▶ _Exercise directions_: How many of the lines below contain "Pista"? Answer with that number alone.

▶ _The input_:

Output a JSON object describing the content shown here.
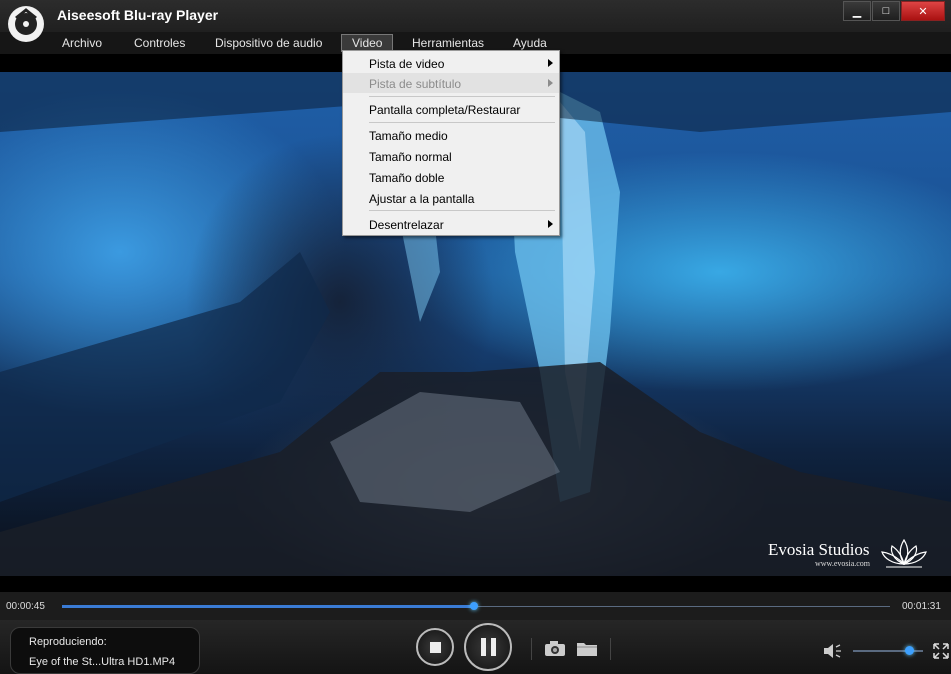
{
  "window": {
    "title": "Aiseesoft Blu-ray Player",
    "minimize_icon": "minimize-icon",
    "maximize_icon": "maximize-icon",
    "close_icon": "close-icon"
  },
  "menu": {
    "items": [
      {
        "label": "Archivo"
      },
      {
        "label": "Controles"
      },
      {
        "label": "Dispositivo de audio"
      },
      {
        "label": "Video"
      },
      {
        "label": "Herramientas"
      },
      {
        "label": "Ayuda"
      }
    ],
    "active": "Video"
  },
  "video_menu": {
    "items": [
      {
        "label": "Pista de video",
        "submenu": true,
        "enabled": true
      },
      {
        "label": "Pista de subtítulo",
        "submenu": true,
        "enabled": false
      },
      {
        "label": "Pantalla completa/Restaurar",
        "submenu": false,
        "enabled": true
      },
      {
        "label": "Tamaño medio",
        "submenu": false,
        "enabled": true
      },
      {
        "label": "Tamaño normal",
        "submenu": false,
        "enabled": true
      },
      {
        "label": "Tamaño doble",
        "submenu": false,
        "enabled": true
      },
      {
        "label": "Ajustar a la pantalla",
        "submenu": false,
        "enabled": true
      },
      {
        "label": "Desentrelazar",
        "submenu": true,
        "enabled": true
      }
    ]
  },
  "video": {
    "watermark": "Evosia Studios",
    "watermark_url": "www.evosia.com"
  },
  "playback": {
    "current_time": "00:00:45",
    "total_time": "00:01:31",
    "progress": 0.497
  },
  "now_playing": {
    "label": "Reproduciendo:",
    "file": "Eye of the St...Ultra HD1.MP4"
  },
  "volume": {
    "level": 0.8
  },
  "colors": {
    "accent": "#3da0ff",
    "close": "#c8262b",
    "menu_bg": "#f0f0f0"
  }
}
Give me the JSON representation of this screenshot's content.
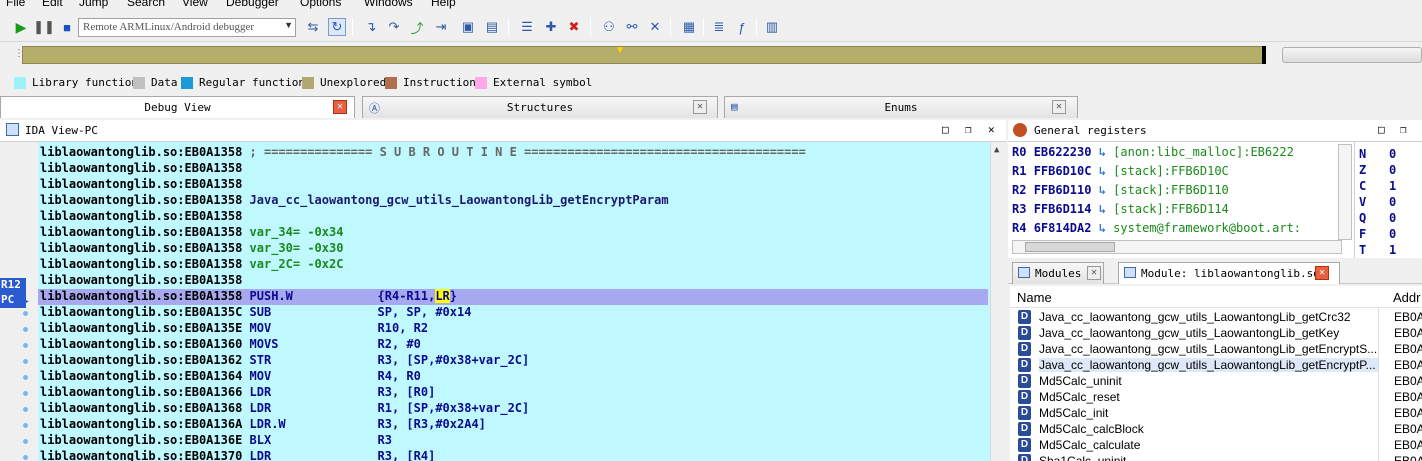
{
  "menu": [
    "File",
    "Edit",
    "Jump",
    "Search",
    "View",
    "Debugger",
    "Options",
    "Windows",
    "Help"
  ],
  "toolbar": {
    "debugger_select": "Remote ARMLinux/Android debugger"
  },
  "legend": [
    {
      "label": "Library function",
      "color": "#9cf4f8"
    },
    {
      "label": "Data",
      "color": "#c0c0c0"
    },
    {
      "label": "Regular function",
      "color": "#1c9ad8"
    },
    {
      "label": "Unexplored",
      "color": "#b0a870"
    },
    {
      "label": "Instruction",
      "color": "#b07050"
    },
    {
      "label": "External symbol",
      "color": "#ffa8e8"
    }
  ],
  "tabs": [
    "Debug View",
    "Structures",
    "Enums"
  ],
  "ida_view": {
    "title": "IDA View-PC",
    "reg_tags": [
      "R12",
      "PC"
    ],
    "lines": [
      {
        "addr": "liblaowantonglib.so:EB0A1358",
        "rest": " ; =============== S U B R O U T I N E =======================================",
        "kind": "sub"
      },
      {
        "addr": "liblaowantonglib.so:EB0A1358",
        "rest": "",
        "kind": "plain"
      },
      {
        "addr": "liblaowantonglib.so:EB0A1358",
        "rest": "",
        "kind": "plain"
      },
      {
        "addr": "liblaowantonglib.so:EB0A1358",
        "rest": " Java_cc_laowantong_gcw_utils_LaowantongLib_getEncryptParam",
        "kind": "name"
      },
      {
        "addr": "liblaowantonglib.so:EB0A1358",
        "rest": "",
        "kind": "plain"
      },
      {
        "addr": "liblaowantonglib.so:EB0A1358",
        "rest": " var_34= -0x34",
        "kind": "var"
      },
      {
        "addr": "liblaowantonglib.so:EB0A1358",
        "rest": " var_30= -0x30",
        "kind": "var"
      },
      {
        "addr": "liblaowantonglib.so:EB0A1358",
        "rest": " var_2C= -0x2C",
        "kind": "var"
      },
      {
        "addr": "liblaowantonglib.so:EB0A1358",
        "rest": "",
        "kind": "plain"
      },
      {
        "addr": "liblaowantonglib.so:EB0A1358",
        "mnem": "PUSH.W",
        "ops_pre": "{R4-R11,",
        "ops_hl": "LR",
        "ops_post": "}",
        "kind": "hl"
      },
      {
        "addr": "liblaowantonglib.so:EB0A135C",
        "mnem": "SUB",
        "ops": "SP, SP, #0x14",
        "kind": "ins"
      },
      {
        "addr": "liblaowantonglib.so:EB0A135E",
        "mnem": "MOV",
        "ops": "R10, R2",
        "kind": "ins"
      },
      {
        "addr": "liblaowantonglib.so:EB0A1360",
        "mnem": "MOVS",
        "ops": "R2, #0",
        "kind": "ins"
      },
      {
        "addr": "liblaowantonglib.so:EB0A1362",
        "mnem": "STR",
        "ops": "R3, [SP,#0x38+var_2C]",
        "kind": "ins"
      },
      {
        "addr": "liblaowantonglib.so:EB0A1364",
        "mnem": "MOV",
        "ops": "R4, R0",
        "kind": "ins"
      },
      {
        "addr": "liblaowantonglib.so:EB0A1366",
        "mnem": "LDR",
        "ops": "R3, [R0]",
        "kind": "ins"
      },
      {
        "addr": "liblaowantonglib.so:EB0A1368",
        "mnem": "LDR",
        "ops": "R1, [SP,#0x38+var_2C]",
        "kind": "ins"
      },
      {
        "addr": "liblaowantonglib.so:EB0A136A",
        "mnem": "LDR.W",
        "ops": "R3, [R3,#0x2A4]",
        "kind": "ins"
      },
      {
        "addr": "liblaowantonglib.so:EB0A136E",
        "mnem": "BLX",
        "ops": "R3",
        "kind": "ins"
      },
      {
        "addr": "liblaowantonglib.so:EB0A1370",
        "mnem": "LDR",
        "ops": "R3, [R4]",
        "kind": "ins"
      }
    ]
  },
  "registers": {
    "title": "General registers",
    "rows": [
      {
        "name": "R0",
        "value": "EB622230",
        "desc": "[anon:libc_malloc]:EB6222"
      },
      {
        "name": "R1",
        "value": "FFB6D10C",
        "desc": "[stack]:FFB6D10C"
      },
      {
        "name": "R2",
        "value": "FFB6D110",
        "desc": "[stack]:FFB6D110"
      },
      {
        "name": "R3",
        "value": "FFB6D114",
        "desc": "[stack]:FFB6D114"
      },
      {
        "name": "R4",
        "value": "6F814DA2",
        "desc": "system@framework@boot.art:"
      }
    ],
    "flags": [
      {
        "name": "N",
        "value": "0"
      },
      {
        "name": "Z",
        "value": "0"
      },
      {
        "name": "C",
        "value": "1"
      },
      {
        "name": "V",
        "value": "0"
      },
      {
        "name": "Q",
        "value": "0"
      },
      {
        "name": "F",
        "value": "0"
      },
      {
        "name": "T",
        "value": "1"
      }
    ]
  },
  "modules": {
    "tabs": [
      "Modules",
      "Module: liblaowantonglib.so"
    ],
    "col_name": "Name",
    "col_addr": "Addr",
    "rows": [
      {
        "name": "Java_cc_laowantong_gcw_utils_LaowantongLib_getCrc32",
        "addr": "EB0A",
        "icon": "D",
        "selected": false
      },
      {
        "name": "Java_cc_laowantong_gcw_utils_LaowantongLib_getKey",
        "addr": "EB0A",
        "icon": "D",
        "selected": false
      },
      {
        "name": "Java_cc_laowantong_gcw_utils_LaowantongLib_getEncryptS...",
        "addr": "EB0A",
        "icon": "D",
        "selected": false
      },
      {
        "name": "Java_cc_laowantong_gcw_utils_LaowantongLib_getEncryptP...",
        "addr": "EB0A",
        "icon": "D",
        "selected": true
      },
      {
        "name": "Md5Calc_uninit",
        "addr": "EB0A",
        "icon": "D",
        "selected": false
      },
      {
        "name": "Md5Calc_reset",
        "addr": "EB0A",
        "icon": "D",
        "selected": false
      },
      {
        "name": "Md5Calc_init",
        "addr": "EB0A",
        "icon": "D",
        "selected": false
      },
      {
        "name": "Md5Calc_calcBlock",
        "addr": "EB0A",
        "icon": "D",
        "selected": false
      },
      {
        "name": "Md5Calc_calculate",
        "addr": "EB0A",
        "icon": "D",
        "selected": false
      },
      {
        "name": "Sha1Calc_uninit",
        "addr": "EB0A",
        "icon": "D",
        "selected": false
      }
    ]
  }
}
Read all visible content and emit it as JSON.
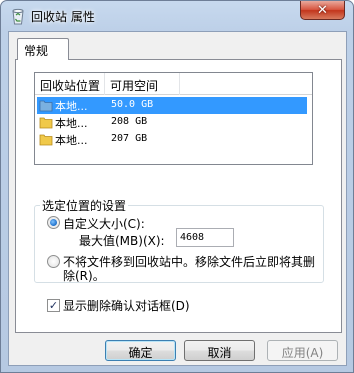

▶ _Reply to the task_: 2